** Start of Records for the task **

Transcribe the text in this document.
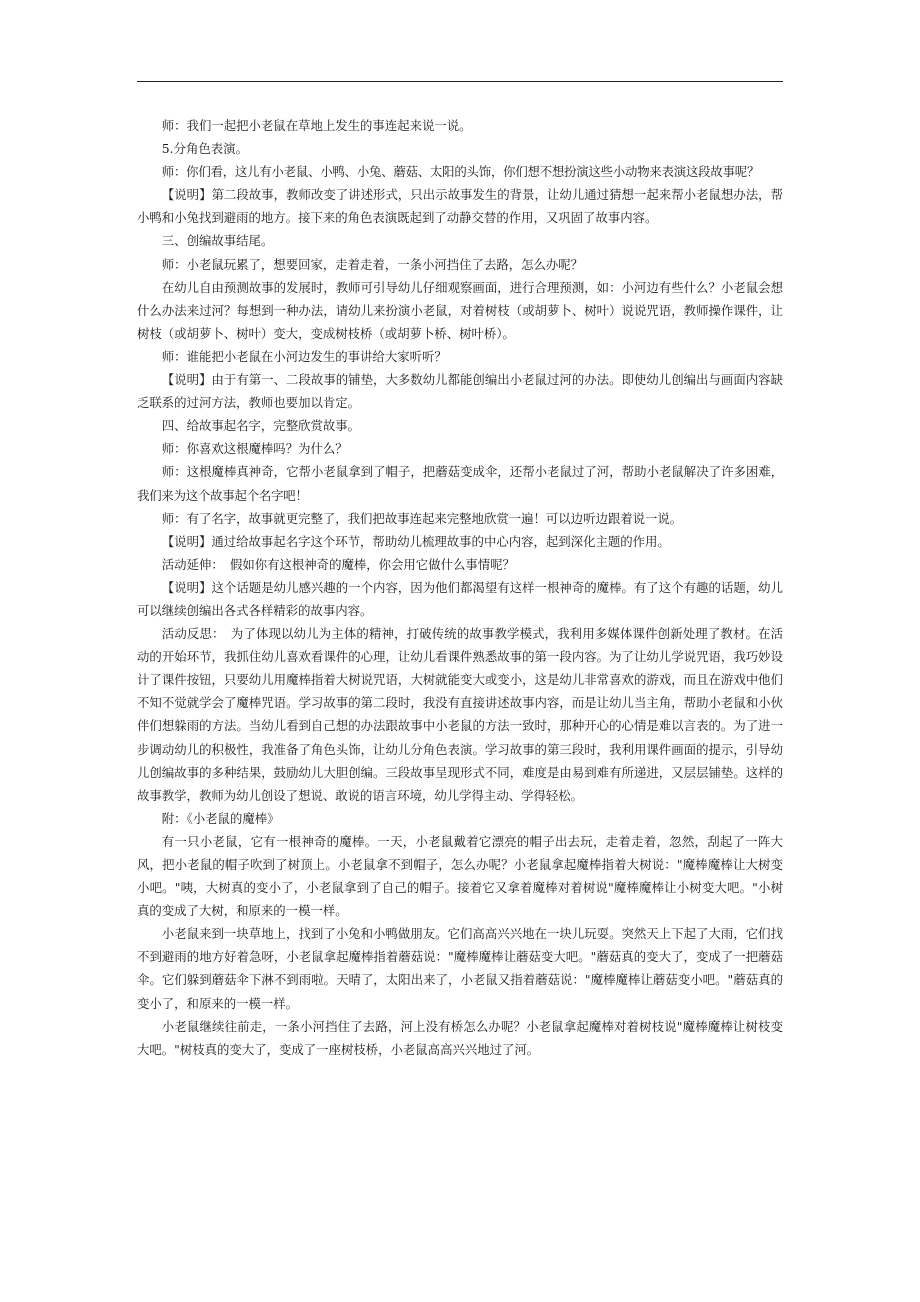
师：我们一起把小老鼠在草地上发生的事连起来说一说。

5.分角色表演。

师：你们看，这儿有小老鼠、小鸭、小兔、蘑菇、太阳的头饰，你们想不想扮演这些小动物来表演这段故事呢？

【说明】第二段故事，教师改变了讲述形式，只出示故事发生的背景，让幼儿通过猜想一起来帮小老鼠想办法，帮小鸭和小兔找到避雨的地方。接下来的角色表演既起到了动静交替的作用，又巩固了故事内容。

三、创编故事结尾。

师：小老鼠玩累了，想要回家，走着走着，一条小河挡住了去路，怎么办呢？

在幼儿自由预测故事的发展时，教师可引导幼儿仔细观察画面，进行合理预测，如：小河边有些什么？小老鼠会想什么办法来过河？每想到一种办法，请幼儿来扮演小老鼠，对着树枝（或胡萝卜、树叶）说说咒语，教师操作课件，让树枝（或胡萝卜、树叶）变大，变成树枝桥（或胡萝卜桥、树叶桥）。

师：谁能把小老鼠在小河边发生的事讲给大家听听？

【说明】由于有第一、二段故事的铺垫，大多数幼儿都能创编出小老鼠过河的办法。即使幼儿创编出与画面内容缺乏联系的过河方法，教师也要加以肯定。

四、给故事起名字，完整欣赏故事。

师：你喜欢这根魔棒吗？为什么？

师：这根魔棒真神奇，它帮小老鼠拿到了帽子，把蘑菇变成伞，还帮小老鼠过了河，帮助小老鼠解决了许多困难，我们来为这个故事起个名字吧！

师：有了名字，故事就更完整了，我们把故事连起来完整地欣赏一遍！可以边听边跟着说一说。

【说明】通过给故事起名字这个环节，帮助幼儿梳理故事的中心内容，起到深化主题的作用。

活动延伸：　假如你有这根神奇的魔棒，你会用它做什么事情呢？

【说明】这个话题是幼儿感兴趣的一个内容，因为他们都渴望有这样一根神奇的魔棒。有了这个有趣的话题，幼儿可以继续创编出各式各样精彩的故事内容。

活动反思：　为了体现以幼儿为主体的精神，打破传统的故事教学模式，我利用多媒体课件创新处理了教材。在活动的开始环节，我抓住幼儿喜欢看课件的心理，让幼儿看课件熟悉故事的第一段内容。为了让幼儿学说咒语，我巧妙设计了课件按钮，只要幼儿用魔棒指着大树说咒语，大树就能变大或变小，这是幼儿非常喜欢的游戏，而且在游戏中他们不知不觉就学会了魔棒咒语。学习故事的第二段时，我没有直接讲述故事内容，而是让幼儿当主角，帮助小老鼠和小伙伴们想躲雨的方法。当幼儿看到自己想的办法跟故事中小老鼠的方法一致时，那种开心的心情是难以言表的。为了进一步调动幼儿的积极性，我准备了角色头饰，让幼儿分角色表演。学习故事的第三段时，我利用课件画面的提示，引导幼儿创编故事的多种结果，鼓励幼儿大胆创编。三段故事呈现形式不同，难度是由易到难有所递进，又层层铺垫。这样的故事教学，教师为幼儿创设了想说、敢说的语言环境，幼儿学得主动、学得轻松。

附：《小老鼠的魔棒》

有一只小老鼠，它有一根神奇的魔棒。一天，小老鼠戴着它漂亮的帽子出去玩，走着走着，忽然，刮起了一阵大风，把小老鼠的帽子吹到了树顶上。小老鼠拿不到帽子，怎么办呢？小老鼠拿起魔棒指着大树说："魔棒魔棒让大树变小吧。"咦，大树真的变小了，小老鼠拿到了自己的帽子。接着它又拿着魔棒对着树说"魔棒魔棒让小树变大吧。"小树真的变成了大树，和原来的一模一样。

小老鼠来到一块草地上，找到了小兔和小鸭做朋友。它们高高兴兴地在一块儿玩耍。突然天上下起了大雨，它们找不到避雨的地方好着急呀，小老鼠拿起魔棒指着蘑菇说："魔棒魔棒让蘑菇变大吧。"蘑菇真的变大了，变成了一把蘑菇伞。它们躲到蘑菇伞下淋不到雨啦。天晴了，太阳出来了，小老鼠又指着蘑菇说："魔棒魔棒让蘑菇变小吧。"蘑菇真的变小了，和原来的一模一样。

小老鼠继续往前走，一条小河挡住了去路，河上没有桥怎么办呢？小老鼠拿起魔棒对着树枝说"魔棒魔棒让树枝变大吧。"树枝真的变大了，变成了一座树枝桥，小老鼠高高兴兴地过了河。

** End of Records for the task **

Work to be completed =>
Write out every entry again word for word, without any of the pictures.

Task output =>
Transcribe the text in this document.
师：我们一起把小老鼠在草地上发生的事连起来说一说。

5.分角色表演。

师：你们看，这儿有小老鼠、小鸭、小兔、蘑菇、太阳的头饰，你们想不想扮演这些小动物来表演这段故事呢？

【说明】第二段故事，教师改变了讲述形式，只出示故事发生的背景，让幼儿通过猜想一起来帮小老鼠想办法，帮小鸭和小兔找到避雨的地方。接下来的角色表演既起到了动静交替的作用，又巩固了故事内容。

三、创编故事结尾。

师：小老鼠玩累了，想要回家，走着走着，一条小河挡住了去路，怎么办呢？

在幼儿自由预测故事的发展时，教师可引导幼儿仔细观察画面，进行合理预测，如：小河边有些什么？小老鼠会想什么办法来过河？每想到一种办法，请幼儿来扮演小老鼠，对着树枝（或胡萝卜、树叶）说说咒语，教师操作课件，让树枝（或胡萝卜、树叶）变大，变成树枝桥（或胡萝卜桥、树叶桥）。

师：谁能把小老鼠在小河边发生的事讲给大家听听？

【说明】由于有第一、二段故事的铺垫，大多数幼儿都能创编出小老鼠过河的办法。即使幼儿创编出与画面内容缺乏联系的过河方法，教师也要加以肯定。

四、给故事起名字，完整欣赏故事。

师：你喜欢这根魔棒吗？为什么？

师：这根魔棒真神奇，它帮小老鼠拿到了帽子，把蘑菇变成伞，还帮小老鼠过了河，帮助小老鼠解决了许多困难，我们来为这个故事起个名字吧！

师：有了名字，故事就更完整了，我们把故事连起来完整地欣赏一遍！可以边听边跟着说一说。

【说明】通过给故事起名字这个环节，帮助幼儿梳理故事的中心内容，起到深化主题的作用。

活动延伸：　假如你有这根神奇的魔棒，你会用它做什么事情呢？

【说明】这个话题是幼儿感兴趣的一个内容，因为他们都渴望有这样一根神奇的魔棒。有了这个有趣的话题，幼儿可以继续创编出各式各样精彩的故事内容。

活动反思：　为了体现以幼儿为主体的精神，打破传统的故事教学模式，我利用多媒体课件创新处理了教材。在活动的开始环节，我抓住幼儿喜欢看课件的心理，让幼儿看课件熟悉故事的第一段内容。为了让幼儿学说咒语，我巧妙设计了课件按钮，只要幼儿用魔棒指着大树说咒语，大树就能变大或变小，这是幼儿非常喜欢的游戏，而且在游戏中他们不知不觉就学会了魔棒咒语。学习故事的第二段时，我没有直接讲述故事内容，而是让幼儿当主角，帮助小老鼠和小伙伴们想躲雨的方法。当幼儿看到自己想的办法跟故事中小老鼠的方法一致时，那种开心的心情是难以言表的。为了进一步调动幼儿的积极性，我准备了角色头饰，让幼儿分角色表演。学习故事的第三段时，我利用课件画面的提示，引导幼儿创编故事的多种结果，鼓励幼儿大胆创编。三段故事呈现形式不同，难度是由易到难有所递进，又层层铺垫。这样的故事教学，教师为幼儿创设了想说、敢说的语言环境，幼儿学得主动、学得轻松。

附：《小老鼠的魔棒》

有一只小老鼠，它有一根神奇的魔棒。一天，小老鼠戴着它漂亮的帽子出去玩，走着走着，忽然，刮起了一阵大风，把小老鼠的帽子吹到了树顶上。小老鼠拿不到帽子，怎么办呢？小老鼠拿起魔棒指着大树说："魔棒魔棒让大树变小吧。"咦，大树真的变小了，小老鼠拿到了自己的帽子。接着它又拿着魔棒对着树说"魔棒魔棒让小树变大吧。"小树真的变成了大树，和原来的一模一样。

小老鼠来到一块草地上，找到了小兔和小鸭做朋友。它们高高兴兴地在一块儿玩耍。突然天上下起了大雨，它们找不到避雨的地方好着急呀，小老鼠拿起魔棒指着蘑菇说："魔棒魔棒让蘑菇变大吧。"蘑菇真的变大了，变成了一把蘑菇伞。它们躲到蘑菇伞下淋不到雨啦。天晴了，太阳出来了，小老鼠又指着蘑菇说："魔棒魔棒让蘑菇变小吧。"蘑菇真的变小了，和原来的一模一样。

小老鼠继续往前走，一条小河挡住了去路，河上没有桥怎么办呢？小老鼠拿起魔棒对着树枝说"魔棒魔棒让树枝变大吧。"树枝真的变大了，变成了一座树枝桥，小老鼠高高兴兴地过了河。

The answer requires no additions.